> [Exercise objective] Count lines holding the word "Zubehör". Only the number is wanted.

#### Material

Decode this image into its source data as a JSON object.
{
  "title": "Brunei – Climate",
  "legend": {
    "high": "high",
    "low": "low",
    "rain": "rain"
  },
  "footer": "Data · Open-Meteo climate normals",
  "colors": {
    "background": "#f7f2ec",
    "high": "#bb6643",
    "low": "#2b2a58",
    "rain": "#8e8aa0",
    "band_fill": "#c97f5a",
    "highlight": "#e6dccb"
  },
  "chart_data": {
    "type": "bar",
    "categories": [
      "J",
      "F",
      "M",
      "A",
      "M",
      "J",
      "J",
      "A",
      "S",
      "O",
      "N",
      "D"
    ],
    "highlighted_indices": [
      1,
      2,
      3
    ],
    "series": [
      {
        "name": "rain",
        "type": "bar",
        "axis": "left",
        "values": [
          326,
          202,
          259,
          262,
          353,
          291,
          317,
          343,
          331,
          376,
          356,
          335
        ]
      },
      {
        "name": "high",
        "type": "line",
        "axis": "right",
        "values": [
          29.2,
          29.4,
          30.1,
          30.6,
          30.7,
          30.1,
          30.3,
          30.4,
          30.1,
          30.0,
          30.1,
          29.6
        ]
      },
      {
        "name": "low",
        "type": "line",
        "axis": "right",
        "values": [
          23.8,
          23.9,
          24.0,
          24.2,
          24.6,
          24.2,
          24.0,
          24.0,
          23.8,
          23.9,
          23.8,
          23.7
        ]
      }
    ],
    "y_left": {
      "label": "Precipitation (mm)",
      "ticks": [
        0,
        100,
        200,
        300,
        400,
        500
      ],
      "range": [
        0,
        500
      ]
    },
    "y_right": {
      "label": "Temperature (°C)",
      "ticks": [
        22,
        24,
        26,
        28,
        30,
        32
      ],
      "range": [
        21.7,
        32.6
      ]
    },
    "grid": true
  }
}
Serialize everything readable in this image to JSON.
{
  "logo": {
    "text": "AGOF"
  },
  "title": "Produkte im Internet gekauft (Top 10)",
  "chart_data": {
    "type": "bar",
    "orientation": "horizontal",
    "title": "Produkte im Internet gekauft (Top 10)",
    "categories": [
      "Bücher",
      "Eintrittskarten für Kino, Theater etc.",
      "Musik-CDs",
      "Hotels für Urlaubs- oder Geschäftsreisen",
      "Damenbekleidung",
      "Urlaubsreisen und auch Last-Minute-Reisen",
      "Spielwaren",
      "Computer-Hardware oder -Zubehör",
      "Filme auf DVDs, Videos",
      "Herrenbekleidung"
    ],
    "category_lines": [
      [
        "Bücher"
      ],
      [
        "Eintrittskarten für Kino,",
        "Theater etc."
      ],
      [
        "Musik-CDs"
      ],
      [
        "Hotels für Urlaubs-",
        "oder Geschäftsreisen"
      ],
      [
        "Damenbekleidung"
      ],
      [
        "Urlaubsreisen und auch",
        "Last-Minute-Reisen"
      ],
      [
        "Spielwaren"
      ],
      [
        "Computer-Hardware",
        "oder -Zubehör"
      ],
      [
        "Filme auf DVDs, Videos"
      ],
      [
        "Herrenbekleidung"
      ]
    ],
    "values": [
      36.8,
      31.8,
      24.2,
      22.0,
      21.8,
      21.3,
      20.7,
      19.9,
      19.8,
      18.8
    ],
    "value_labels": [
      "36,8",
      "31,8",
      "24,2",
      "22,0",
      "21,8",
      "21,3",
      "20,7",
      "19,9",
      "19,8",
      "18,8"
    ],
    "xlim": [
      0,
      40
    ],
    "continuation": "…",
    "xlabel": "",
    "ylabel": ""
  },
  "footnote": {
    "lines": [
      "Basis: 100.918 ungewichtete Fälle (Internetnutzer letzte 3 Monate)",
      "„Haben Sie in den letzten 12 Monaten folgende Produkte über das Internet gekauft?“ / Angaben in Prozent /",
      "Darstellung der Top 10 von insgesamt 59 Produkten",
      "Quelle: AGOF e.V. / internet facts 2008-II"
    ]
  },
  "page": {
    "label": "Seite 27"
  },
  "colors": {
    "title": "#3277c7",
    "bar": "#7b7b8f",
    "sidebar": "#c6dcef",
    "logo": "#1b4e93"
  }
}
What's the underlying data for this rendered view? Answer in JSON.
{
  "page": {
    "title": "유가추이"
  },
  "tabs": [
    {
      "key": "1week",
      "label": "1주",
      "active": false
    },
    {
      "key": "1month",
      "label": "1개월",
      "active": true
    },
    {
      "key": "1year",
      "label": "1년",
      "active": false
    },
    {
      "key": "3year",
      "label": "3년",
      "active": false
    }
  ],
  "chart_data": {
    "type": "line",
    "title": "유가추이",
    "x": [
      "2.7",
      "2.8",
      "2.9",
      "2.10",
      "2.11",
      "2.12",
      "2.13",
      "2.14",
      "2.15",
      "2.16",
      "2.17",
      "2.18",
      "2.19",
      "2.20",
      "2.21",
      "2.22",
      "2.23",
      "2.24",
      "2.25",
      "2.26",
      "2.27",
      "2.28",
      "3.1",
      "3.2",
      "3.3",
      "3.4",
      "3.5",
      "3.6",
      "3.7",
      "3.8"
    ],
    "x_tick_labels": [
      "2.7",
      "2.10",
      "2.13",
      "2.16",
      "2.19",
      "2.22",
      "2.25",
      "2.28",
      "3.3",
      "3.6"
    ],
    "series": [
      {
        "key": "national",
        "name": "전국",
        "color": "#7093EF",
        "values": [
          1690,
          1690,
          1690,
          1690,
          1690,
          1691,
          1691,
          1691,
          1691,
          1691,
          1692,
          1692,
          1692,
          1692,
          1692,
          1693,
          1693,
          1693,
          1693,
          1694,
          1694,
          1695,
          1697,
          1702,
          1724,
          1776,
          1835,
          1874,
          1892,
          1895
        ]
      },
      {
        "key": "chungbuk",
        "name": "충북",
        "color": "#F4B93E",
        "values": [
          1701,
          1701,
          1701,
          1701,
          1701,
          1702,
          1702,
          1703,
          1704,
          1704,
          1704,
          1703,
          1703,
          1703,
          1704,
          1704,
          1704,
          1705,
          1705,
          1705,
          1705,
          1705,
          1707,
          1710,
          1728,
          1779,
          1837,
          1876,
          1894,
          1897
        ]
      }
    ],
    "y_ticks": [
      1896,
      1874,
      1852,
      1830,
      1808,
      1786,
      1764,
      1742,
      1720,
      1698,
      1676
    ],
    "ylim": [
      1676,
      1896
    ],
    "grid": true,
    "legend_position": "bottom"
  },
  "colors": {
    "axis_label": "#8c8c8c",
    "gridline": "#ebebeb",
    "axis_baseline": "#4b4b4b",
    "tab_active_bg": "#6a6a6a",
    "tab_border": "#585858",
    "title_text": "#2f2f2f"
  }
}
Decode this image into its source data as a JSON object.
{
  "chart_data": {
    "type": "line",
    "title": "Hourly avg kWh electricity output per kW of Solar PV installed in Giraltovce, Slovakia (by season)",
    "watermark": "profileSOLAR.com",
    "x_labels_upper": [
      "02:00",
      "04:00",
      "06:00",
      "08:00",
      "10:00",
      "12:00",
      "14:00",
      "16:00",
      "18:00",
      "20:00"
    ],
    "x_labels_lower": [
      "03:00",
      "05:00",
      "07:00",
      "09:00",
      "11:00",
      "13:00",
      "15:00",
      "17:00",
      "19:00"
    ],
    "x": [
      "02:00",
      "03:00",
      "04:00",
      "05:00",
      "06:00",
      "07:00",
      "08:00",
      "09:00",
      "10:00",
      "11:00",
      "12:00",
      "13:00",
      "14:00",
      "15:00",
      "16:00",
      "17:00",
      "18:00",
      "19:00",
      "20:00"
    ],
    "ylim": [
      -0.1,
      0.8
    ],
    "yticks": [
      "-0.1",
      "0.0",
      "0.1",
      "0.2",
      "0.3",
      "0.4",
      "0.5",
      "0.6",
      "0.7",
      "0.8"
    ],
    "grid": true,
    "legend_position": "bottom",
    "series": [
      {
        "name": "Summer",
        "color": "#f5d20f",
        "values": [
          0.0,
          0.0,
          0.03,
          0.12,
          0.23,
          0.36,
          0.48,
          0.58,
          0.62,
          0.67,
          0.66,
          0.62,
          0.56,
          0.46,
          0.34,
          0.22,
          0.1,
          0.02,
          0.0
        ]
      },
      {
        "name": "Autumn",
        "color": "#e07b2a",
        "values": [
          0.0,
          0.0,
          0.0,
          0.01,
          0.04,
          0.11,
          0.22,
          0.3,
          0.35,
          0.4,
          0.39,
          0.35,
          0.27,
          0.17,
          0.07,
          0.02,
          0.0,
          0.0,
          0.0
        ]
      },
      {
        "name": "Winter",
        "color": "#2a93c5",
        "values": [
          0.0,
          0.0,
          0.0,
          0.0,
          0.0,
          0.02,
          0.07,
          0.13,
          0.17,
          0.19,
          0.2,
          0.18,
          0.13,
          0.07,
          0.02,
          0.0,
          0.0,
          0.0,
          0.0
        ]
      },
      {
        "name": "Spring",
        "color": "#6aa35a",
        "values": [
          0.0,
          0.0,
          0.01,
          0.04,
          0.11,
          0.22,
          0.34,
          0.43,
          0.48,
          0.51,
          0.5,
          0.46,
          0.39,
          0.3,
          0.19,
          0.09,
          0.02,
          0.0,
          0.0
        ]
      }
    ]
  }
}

########

> [Reply to the task] 2